What you will do: Could you write out the records below exactly as they appear?

Exercise inputs:
▬▬▬
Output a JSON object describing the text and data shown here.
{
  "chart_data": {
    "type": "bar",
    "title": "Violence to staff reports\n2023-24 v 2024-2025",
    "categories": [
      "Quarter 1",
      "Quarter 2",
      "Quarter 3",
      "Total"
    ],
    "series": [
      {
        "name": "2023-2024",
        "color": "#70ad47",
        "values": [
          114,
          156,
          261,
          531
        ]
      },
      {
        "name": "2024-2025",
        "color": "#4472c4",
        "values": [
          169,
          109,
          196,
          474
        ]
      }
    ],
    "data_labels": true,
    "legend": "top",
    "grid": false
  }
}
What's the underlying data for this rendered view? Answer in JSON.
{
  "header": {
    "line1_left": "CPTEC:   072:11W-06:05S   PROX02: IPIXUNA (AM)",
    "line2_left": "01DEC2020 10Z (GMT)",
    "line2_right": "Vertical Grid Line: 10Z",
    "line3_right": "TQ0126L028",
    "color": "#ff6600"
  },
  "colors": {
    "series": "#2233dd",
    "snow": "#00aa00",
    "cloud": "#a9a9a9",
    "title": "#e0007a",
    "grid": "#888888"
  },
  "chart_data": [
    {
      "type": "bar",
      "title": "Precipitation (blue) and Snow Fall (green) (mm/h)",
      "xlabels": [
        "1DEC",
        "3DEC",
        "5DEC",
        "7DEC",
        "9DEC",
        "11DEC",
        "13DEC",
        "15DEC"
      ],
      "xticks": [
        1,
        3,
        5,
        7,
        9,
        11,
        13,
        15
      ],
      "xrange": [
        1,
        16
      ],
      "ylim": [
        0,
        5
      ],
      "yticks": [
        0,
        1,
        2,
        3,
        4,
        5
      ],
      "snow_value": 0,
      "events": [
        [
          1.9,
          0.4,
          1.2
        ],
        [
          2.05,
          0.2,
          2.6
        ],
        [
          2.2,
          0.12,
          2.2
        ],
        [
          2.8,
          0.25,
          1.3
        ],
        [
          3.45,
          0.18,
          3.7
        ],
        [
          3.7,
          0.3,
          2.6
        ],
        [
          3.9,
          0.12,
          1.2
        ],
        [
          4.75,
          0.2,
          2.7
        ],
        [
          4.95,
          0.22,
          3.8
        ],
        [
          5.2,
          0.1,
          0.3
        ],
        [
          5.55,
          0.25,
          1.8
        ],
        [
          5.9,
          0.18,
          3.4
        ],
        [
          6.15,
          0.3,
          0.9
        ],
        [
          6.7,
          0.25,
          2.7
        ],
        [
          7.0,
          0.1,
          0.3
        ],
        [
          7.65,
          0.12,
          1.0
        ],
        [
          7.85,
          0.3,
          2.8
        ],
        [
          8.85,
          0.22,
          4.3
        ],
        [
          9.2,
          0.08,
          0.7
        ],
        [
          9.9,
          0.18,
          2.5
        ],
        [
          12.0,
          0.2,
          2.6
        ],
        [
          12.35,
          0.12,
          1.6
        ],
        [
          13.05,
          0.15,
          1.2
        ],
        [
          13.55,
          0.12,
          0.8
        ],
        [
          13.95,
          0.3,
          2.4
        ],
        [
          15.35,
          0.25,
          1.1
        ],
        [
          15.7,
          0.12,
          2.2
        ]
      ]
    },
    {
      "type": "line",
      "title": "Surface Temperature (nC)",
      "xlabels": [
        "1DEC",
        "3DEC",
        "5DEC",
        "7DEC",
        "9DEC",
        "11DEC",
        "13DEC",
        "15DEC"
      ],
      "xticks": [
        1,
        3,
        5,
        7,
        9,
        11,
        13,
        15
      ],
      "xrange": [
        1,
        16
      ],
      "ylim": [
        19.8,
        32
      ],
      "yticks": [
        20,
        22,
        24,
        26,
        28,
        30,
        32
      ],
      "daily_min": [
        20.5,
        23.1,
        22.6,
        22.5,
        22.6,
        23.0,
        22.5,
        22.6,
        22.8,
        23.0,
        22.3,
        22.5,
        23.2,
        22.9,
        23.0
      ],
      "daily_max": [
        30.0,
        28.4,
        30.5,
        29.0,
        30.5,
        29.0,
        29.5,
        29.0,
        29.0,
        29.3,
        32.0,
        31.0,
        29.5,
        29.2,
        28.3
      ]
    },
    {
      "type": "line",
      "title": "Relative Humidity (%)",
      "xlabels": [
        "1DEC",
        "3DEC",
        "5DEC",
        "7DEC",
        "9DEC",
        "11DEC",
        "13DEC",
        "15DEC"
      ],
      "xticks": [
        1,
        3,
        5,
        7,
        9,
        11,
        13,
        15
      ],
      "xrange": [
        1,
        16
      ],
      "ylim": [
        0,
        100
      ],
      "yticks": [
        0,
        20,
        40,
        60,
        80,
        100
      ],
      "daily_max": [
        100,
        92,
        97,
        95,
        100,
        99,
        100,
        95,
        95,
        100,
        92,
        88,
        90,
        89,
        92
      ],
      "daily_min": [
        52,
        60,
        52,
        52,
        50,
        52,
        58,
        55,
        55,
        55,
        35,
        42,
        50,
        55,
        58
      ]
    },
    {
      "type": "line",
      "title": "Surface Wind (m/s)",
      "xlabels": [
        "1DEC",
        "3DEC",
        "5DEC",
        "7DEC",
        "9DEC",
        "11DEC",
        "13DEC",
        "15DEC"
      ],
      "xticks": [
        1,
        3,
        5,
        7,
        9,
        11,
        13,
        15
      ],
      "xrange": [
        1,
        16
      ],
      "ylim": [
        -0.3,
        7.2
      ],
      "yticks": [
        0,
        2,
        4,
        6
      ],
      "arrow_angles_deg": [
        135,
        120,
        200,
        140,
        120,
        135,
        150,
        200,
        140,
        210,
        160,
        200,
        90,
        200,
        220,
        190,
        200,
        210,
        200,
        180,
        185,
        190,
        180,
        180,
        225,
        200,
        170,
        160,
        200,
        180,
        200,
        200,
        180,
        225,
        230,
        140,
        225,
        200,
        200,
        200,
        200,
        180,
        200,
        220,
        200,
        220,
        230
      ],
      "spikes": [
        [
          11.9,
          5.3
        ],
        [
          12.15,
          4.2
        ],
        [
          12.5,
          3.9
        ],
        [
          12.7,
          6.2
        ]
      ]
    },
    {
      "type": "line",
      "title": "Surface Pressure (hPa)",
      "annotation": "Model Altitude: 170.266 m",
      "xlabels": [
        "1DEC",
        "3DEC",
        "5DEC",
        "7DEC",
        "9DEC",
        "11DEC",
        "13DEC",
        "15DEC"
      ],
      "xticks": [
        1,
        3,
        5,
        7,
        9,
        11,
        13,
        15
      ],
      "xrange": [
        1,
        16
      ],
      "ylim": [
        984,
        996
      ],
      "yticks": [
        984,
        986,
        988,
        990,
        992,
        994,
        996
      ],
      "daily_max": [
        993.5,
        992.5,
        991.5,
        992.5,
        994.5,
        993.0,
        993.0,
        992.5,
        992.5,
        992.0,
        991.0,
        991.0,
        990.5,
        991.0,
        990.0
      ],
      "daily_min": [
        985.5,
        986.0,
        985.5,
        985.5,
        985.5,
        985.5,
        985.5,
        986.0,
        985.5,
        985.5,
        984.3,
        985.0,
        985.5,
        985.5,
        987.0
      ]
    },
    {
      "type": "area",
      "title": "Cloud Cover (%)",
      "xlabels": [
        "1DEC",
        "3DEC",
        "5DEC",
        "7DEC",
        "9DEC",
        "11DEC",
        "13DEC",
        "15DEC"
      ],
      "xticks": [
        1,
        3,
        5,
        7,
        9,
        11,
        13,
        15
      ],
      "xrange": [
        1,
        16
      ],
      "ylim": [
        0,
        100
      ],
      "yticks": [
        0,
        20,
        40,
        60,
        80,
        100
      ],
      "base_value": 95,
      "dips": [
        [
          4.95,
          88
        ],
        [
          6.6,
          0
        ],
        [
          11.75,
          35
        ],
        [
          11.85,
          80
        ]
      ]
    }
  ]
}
▬▬▬
Solution:
Output a JSON object describing the text and data shown here.
{
  "chart_data": {
    "type": "bar",
    "title": "Violence to staff reports\n2023-24 v 2024-2025",
    "categories": [
      "Quarter 1",
      "Quarter 2",
      "Quarter 3",
      "Total"
    ],
    "series": [
      {
        "name": "2023-2024",
        "color": "#70ad47",
        "values": [
          114,
          156,
          261,
          531
        ]
      },
      {
        "name": "2024-2025",
        "color": "#4472c4",
        "values": [
          169,
          109,
          196,
          474
        ]
      }
    ],
    "data_labels": true,
    "legend": "top",
    "grid": false
  }
}
What's the underlying data for this rendered view? Answer in JSON.
{
  "header": {
    "line1_left": "CPTEC:   072:11W-06:05S   PROX02: IPIXUNA (AM)",
    "line2_left": "01DEC2020 10Z (GMT)",
    "line2_right": "Vertical Grid Line: 10Z",
    "line3_right": "TQ0126L028",
    "color": "#ff6600"
  },
  "colors": {
    "series": "#2233dd",
    "snow": "#00aa00",
    "cloud": "#a9a9a9",
    "title": "#e0007a",
    "grid": "#888888"
  },
  "chart_data": [
    {
      "type": "bar",
      "title": "Precipitation (blue) and Snow Fall (green) (mm/h)",
      "xlabels": [
        "1DEC",
        "3DEC",
        "5DEC",
        "7DEC",
        "9DEC",
        "11DEC",
        "13DEC",
        "15DEC"
      ],
      "xticks": [
        1,
        3,
        5,
        7,
        9,
        11,
        13,
        15
      ],
      "xrange": [
        1,
        16
      ],
      "ylim": [
        0,
        5
      ],
      "yticks": [
        0,
        1,
        2,
        3,
        4,
        5
      ],
      "snow_value": 0,
      "events": [
        [
          1.9,
          0.4,
          1.2
        ],
        [
          2.05,
          0.2,
          2.6
        ],
        [
          2.2,
          0.12,
          2.2
        ],
        [
          2.8,
          0.25,
          1.3
        ],
        [
          3.45,
          0.18,
          3.7
        ],
        [
          3.7,
          0.3,
          2.6
        ],
        [
          3.9,
          0.12,
          1.2
        ],
        [
          4.75,
          0.2,
          2.7
        ],
        [
          4.95,
          0.22,
          3.8
        ],
        [
          5.2,
          0.1,
          0.3
        ],
        [
          5.55,
          0.25,
          1.8
        ],
        [
          5.9,
          0.18,
          3.4
        ],
        [
          6.15,
          0.3,
          0.9
        ],
        [
          6.7,
          0.25,
          2.7
        ],
        [
          7.0,
          0.1,
          0.3
        ],
        [
          7.65,
          0.12,
          1.0
        ],
        [
          7.85,
          0.3,
          2.8
        ],
        [
          8.85,
          0.22,
          4.3
        ],
        [
          9.2,
          0.08,
          0.7
        ],
        [
          9.9,
          0.18,
          2.5
        ],
        [
          12.0,
          0.2,
          2.6
        ],
        [
          12.35,
          0.12,
          1.6
        ],
        [
          13.05,
          0.15,
          1.2
        ],
        [
          13.55,
          0.12,
          0.8
        ],
        [
          13.95,
          0.3,
          2.4
        ],
        [
          15.35,
          0.25,
          1.1
        ],
        [
          15.7,
          0.12,
          2.2
        ]
      ]
    },
    {
      "type": "line",
      "title": "Surface Temperature (nC)",
      "xlabels": [
        "1DEC",
        "3DEC",
        "5DEC",
        "7DEC",
        "9DEC",
        "11DEC",
        "13DEC",
        "15DEC"
      ],
      "xticks": [
        1,
        3,
        5,
        7,
        9,
        11,
        13,
        15
      ],
      "xrange": [
        1,
        16
      ],
      "ylim": [
        19.8,
        32
      ],
      "yticks": [
        20,
        22,
        24,
        26,
        28,
        30,
        32
      ],
      "daily_min": [
        20.5,
        23.1,
        22.6,
        22.5,
        22.6,
        23.0,
        22.5,
        22.6,
        22.8,
        23.0,
        22.3,
        22.5,
        23.2,
        22.9,
        23.0
      ],
      "daily_max": [
        30.0,
        28.4,
        30.5,
        29.0,
        30.5,
        29.0,
        29.5,
        29.0,
        29.0,
        29.3,
        32.0,
        31.0,
        29.5,
        29.2,
        28.3
      ]
    },
    {
      "type": "line",
      "title": "Relative Humidity (%)",
      "xlabels": [
        "1DEC",
        "3DEC",
        "5DEC",
        "7DEC",
        "9DEC",
        "11DEC",
        "13DEC",
        "15DEC"
      ],
      "xticks": [
        1,
        3,
        5,
        7,
        9,
        11,
        13,
        15
      ],
      "xrange": [
        1,
        16
      ],
      "ylim": [
        0,
        100
      ],
      "yticks": [
        0,
        20,
        40,
        60,
        80,
        100
      ],
      "daily_max": [
        100,
        92,
        97,
        95,
        100,
        99,
        100,
        95,
        95,
        100,
        92,
        88,
        90,
        89,
        92
      ],
      "daily_min": [
        52,
        60,
        52,
        52,
        50,
        52,
        58,
        55,
        55,
        55,
        35,
        42,
        50,
        55,
        58
      ]
    },
    {
      "type": "line",
      "title": "Surface Wind (m/s)",
      "xlabels": [
        "1DEC",
        "3DEC",
        "5DEC",
        "7DEC",
        "9DEC",
        "11DEC",
        "13DEC",
        "15DEC"
      ],
      "xticks": [
        1,
        3,
        5,
        7,
        9,
        11,
        13,
        15
      ],
      "xrange": [
        1,
        16
      ],
      "ylim": [
        -0.3,
        7.2
      ],
      "yticks": [
        0,
        2,
        4,
        6
      ],
      "arrow_angles_deg": [
        135,
        120,
        200,
        140,
        120,
        135,
        150,
        200,
        140,
        210,
        160,
        200,
        90,
        200,
        220,
        190,
        200,
        210,
        200,
        180,
        185,
        190,
        180,
        180,
        225,
        200,
        170,
        160,
        200,
        180,
        200,
        200,
        180,
        225,
        230,
        140,
        225,
        200,
        200,
        200,
        200,
        180,
        200,
        220,
        200,
        220,
        230
      ],
      "spikes": [
        [
          11.9,
          5.3
        ],
        [
          12.15,
          4.2
        ],
        [
          12.5,
          3.9
        ],
        [
          12.7,
          6.2
        ]
      ]
    },
    {
      "type": "line",
      "title": "Surface Pressure (hPa)",
      "annotation": "Model Altitude: 170.266 m",
      "xlabels": [
        "1DEC",
        "3DEC",
        "5DEC",
        "7DEC",
        "9DEC",
        "11DEC",
        "13DEC",
        "15DEC"
      ],
      "xticks": [
        1,
        3,
        5,
        7,
        9,
        11,
        13,
        15
      ],
      "xrange": [
        1,
        16
      ],
      "ylim": [
        984,
        996
      ],
      "yticks": [
        984,
        986,
        988,
        990,
        992,
        994,
        996
      ],
      "daily_max": [
        993.5,
        992.5,
        991.5,
        992.5,
        994.5,
        993.0,
        993.0,
        992.5,
        992.5,
        992.0,
        991.0,
        991.0,
        990.5,
        991.0,
        990.0
      ],
      "daily_min": [
        985.5,
        986.0,
        985.5,
        985.5,
        985.5,
        985.5,
        985.5,
        986.0,
        985.5,
        985.5,
        984.3,
        985.0,
        985.5,
        985.5,
        987.0
      ]
    },
    {
      "type": "area",
      "title": "Cloud Cover (%)",
      "xlabels": [
        "1DEC",
        "3DEC",
        "5DEC",
        "7DEC",
        "9DEC",
        "11DEC",
        "13DEC",
        "15DEC"
      ],
      "xticks": [
        1,
        3,
        5,
        7,
        9,
        11,
        13,
        15
      ],
      "xrange": [
        1,
        16
      ],
      "ylim": [
        0,
        100
      ],
      "yticks": [
        0,
        20,
        40,
        60,
        80,
        100
      ],
      "base_value": 95,
      "dips": [
        [
          4.95,
          88
        ],
        [
          6.6,
          0
        ],
        [
          11.75,
          35
        ],
        [
          11.85,
          80
        ]
      ]
    }
  ]
}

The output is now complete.